# [GOAL]
Reproduce the lines of the entries below, starting at "data-point — [212, 343, 219, 350]" and ending at "data-point — [526, 283, 533, 290]", replacing "y-tick-label" with "y-axis-label" and leaving everything else unchanged.

# [Bounding box annotations]
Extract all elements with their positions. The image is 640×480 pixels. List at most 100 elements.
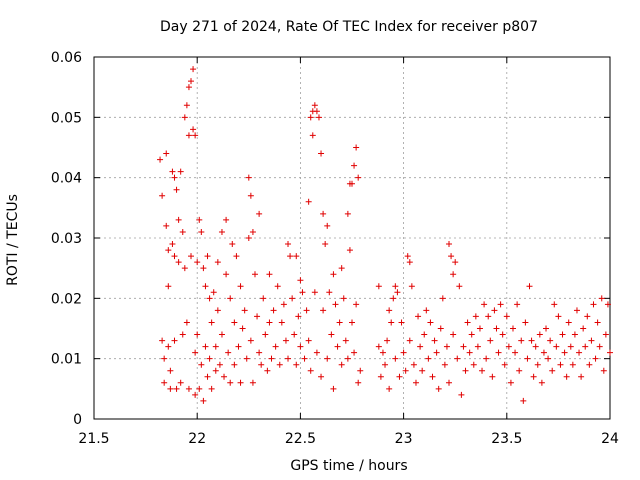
data-point — [212, 343, 219, 350]
data-point — [543, 325, 550, 332]
data-point — [313, 108, 320, 115]
data-point — [291, 331, 298, 338]
data-point — [241, 307, 248, 314]
data-point — [598, 295, 605, 302]
data-point — [450, 271, 457, 278]
data-point — [328, 331, 335, 338]
data-point — [192, 132, 199, 139]
data-point — [439, 295, 446, 302]
data-point — [202, 343, 209, 350]
data-point — [249, 379, 256, 386]
data-point — [452, 259, 459, 266]
data-point — [408, 283, 415, 290]
data-point — [386, 385, 393, 392]
data-point — [551, 301, 558, 308]
data-point — [313, 349, 320, 356]
data-point — [357, 367, 364, 374]
y-tick-label: 0.03 — [51, 231, 82, 247]
data-point — [388, 319, 395, 326]
data-point — [303, 307, 310, 314]
data-point — [557, 361, 564, 368]
data-point — [336, 319, 343, 326]
data-point — [435, 385, 442, 392]
data-point — [190, 66, 197, 73]
data-point — [526, 283, 533, 290]
data-point — [212, 367, 219, 374]
data-point — [503, 313, 510, 320]
data-point — [427, 319, 434, 326]
y-tick-label: 0 — [73, 412, 82, 428]
data-point — [198, 228, 205, 235]
data-point — [214, 259, 221, 266]
data-point — [239, 325, 246, 332]
data-point — [227, 379, 234, 386]
data-point — [545, 355, 552, 362]
data-point — [571, 331, 578, 338]
data-point — [536, 331, 543, 338]
data-point — [256, 349, 263, 356]
data-points — [157, 66, 613, 404]
data-point — [208, 319, 215, 326]
data-point — [520, 397, 527, 404]
data-point — [509, 325, 516, 332]
y-tick-label: 0.02 — [51, 291, 82, 307]
data-point — [282, 337, 289, 344]
data-point — [472, 313, 479, 320]
data-point — [377, 373, 384, 380]
data-point — [462, 367, 469, 374]
data-point — [192, 391, 199, 398]
data-point — [330, 271, 337, 278]
data-point — [505, 343, 512, 350]
data-point — [270, 307, 277, 314]
data-point — [412, 379, 419, 386]
x-tick-label: 22.5 — [285, 431, 316, 447]
data-point — [487, 337, 494, 344]
data-point — [173, 385, 180, 392]
data-point — [192, 349, 199, 356]
data-point — [181, 265, 188, 272]
data-point — [157, 156, 164, 163]
data-point — [561, 349, 568, 356]
data-point — [392, 355, 399, 362]
data-point — [311, 102, 318, 109]
data-point — [549, 367, 556, 374]
data-point — [247, 337, 254, 344]
data-point — [349, 180, 355, 187]
data-point — [204, 373, 211, 380]
data-point — [268, 355, 275, 362]
data-point — [200, 265, 207, 272]
data-point — [456, 283, 463, 290]
data-point — [169, 241, 176, 248]
data-point — [266, 271, 273, 278]
data-point — [218, 228, 225, 235]
data-point — [569, 361, 576, 368]
data-point — [355, 379, 362, 386]
data-point — [183, 102, 190, 109]
data-point — [353, 301, 360, 308]
data-point — [171, 174, 178, 181]
data-point — [353, 144, 360, 151]
data-point — [346, 247, 353, 254]
data-point — [258, 361, 265, 368]
data-point — [165, 343, 172, 350]
data-point — [237, 379, 244, 386]
y-tick-label: 0.05 — [51, 110, 82, 126]
data-point — [159, 192, 166, 199]
data-point — [334, 343, 341, 350]
data-point — [266, 319, 273, 326]
data-point — [402, 367, 409, 374]
data-point — [309, 132, 316, 139]
data-point — [231, 319, 238, 326]
data-point — [580, 325, 587, 332]
data-point — [188, 253, 195, 260]
data-point — [592, 355, 599, 362]
data-point — [181, 114, 188, 121]
data-point — [417, 343, 424, 350]
data-point — [344, 355, 351, 362]
data-point — [254, 313, 261, 320]
data-point — [293, 361, 300, 368]
data-point — [194, 331, 201, 338]
data-point — [518, 337, 525, 344]
data-point — [437, 325, 444, 332]
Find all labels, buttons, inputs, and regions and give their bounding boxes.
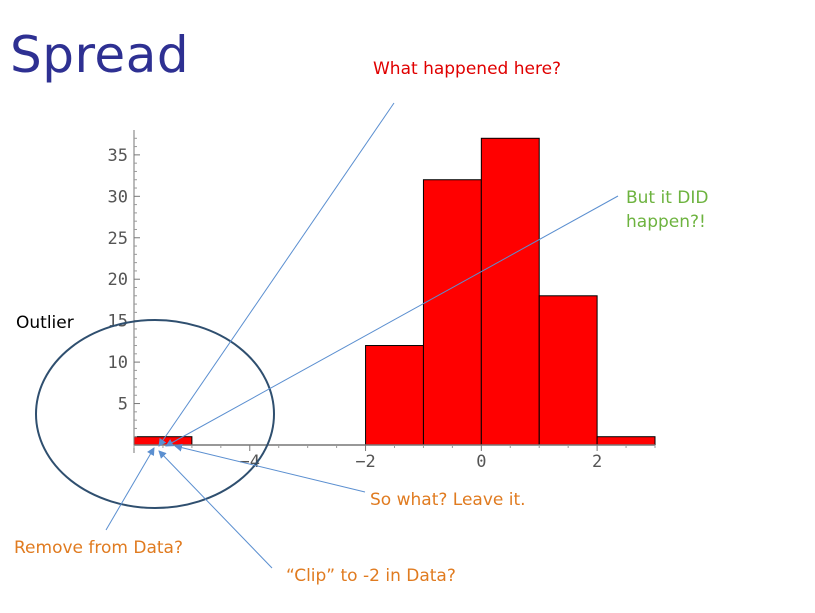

# [SOLVED PROBLEM]
data-point — [212, 343, 219, 350]
data-point — [543, 325, 550, 332]
data-point — [313, 108, 320, 115]
data-point — [291, 331, 298, 338]
data-point — [241, 307, 248, 314]
data-point — [598, 295, 605, 302]
data-point — [450, 271, 457, 278]
data-point — [328, 331, 335, 338]
data-point — [192, 132, 199, 139]
data-point — [439, 295, 446, 302]
data-point — [202, 343, 209, 350]
data-point — [249, 379, 256, 386]
data-point — [452, 259, 459, 266]
data-point — [408, 283, 415, 290]
data-point — [386, 385, 393, 392]
data-point — [551, 301, 558, 308]
data-point — [313, 349, 320, 356]
data-point — [357, 367, 364, 374]
y-axis-label: 0.03 — [51, 231, 82, 247]
data-point — [388, 319, 395, 326]
data-point — [303, 307, 310, 314]
data-point — [557, 361, 564, 368]
data-point — [336, 319, 343, 326]
data-point — [435, 385, 442, 392]
data-point — [190, 66, 197, 73]
data-point — [526, 283, 533, 290]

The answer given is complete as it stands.